Job:
The data must be returned in full and exactly as given.

Collection entries:
* begin *
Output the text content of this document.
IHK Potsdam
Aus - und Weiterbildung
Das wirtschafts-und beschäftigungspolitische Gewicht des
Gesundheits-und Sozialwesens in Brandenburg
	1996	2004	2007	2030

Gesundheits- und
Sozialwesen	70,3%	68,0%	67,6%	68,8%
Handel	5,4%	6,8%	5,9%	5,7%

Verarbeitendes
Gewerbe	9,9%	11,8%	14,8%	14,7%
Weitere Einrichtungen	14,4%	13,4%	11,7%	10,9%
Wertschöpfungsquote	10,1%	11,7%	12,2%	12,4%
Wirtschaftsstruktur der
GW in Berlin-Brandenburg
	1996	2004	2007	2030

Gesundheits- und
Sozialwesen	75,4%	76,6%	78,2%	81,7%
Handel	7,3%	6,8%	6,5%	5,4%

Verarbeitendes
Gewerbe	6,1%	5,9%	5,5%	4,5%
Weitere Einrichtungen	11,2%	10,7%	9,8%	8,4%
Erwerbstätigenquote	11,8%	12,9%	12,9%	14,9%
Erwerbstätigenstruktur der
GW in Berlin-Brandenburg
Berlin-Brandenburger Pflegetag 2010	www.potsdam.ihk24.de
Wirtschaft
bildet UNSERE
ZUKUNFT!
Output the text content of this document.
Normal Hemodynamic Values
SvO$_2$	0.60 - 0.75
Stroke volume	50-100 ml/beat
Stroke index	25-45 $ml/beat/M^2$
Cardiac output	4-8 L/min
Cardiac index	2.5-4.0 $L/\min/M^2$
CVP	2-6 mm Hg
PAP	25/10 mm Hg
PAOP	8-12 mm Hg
* end *
Problem solution:
Output the text content of this document.
IHK Potsdam
Aus - und Weiterbildung
Das wirtschafts-und beschäftigungspolitische Gewicht des
Gesundheits-und Sozialwesens in Brandenburg
	1996	2004	2007	2030

Gesundheits- und
Sozialwesen	70,3%	68,0%	67,6%	68,8%
Handel	5,4%	6,8%	5,9%	5,7%

Verarbeitendes
Gewerbe	9,9%	11,8%	14,8%	14,7%
Weitere Einrichtungen	14,4%	13,4%	11,7%	10,9%
Wertschöpfungsquote	10,1%	11,7%	12,2%	12,4%
Wirtschaftsstruktur der
GW in Berlin-Brandenburg
	1996	2004	2007	2030

Gesundheits- und
Sozialwesen	75,4%	76,6%	78,2%	81,7%
Handel	7,3%	6,8%	6,5%	5,4%

Verarbeitendes
Gewerbe	6,1%	5,9%	5,5%	4,5%
Weitere Einrichtungen	11,2%	10,7%	9,8%	8,4%
Erwerbstätigenquote	11,8%	12,9%	12,9%	14,9%
Erwerbstätigenstruktur der
GW in Berlin-Brandenburg
Berlin-Brandenburger Pflegetag 2010	www.potsdam.ihk24.de
Wirtschaft
bildet UNSERE
ZUKUNFT!
Output the text content of this document.
Normal Hemodynamic Values
SvO$_2$	0.60 - 0.75
Stroke volume	50-100 ml/beat
Stroke index	25-45 $ml/beat/M^2$
Cardiac output	4-8 L/min
Cardiac index	2.5-4.0 $L/\min/M^2$
CVP	2-6 mm Hg
PAP	25/10 mm Hg
PAOP	8-12 mm Hg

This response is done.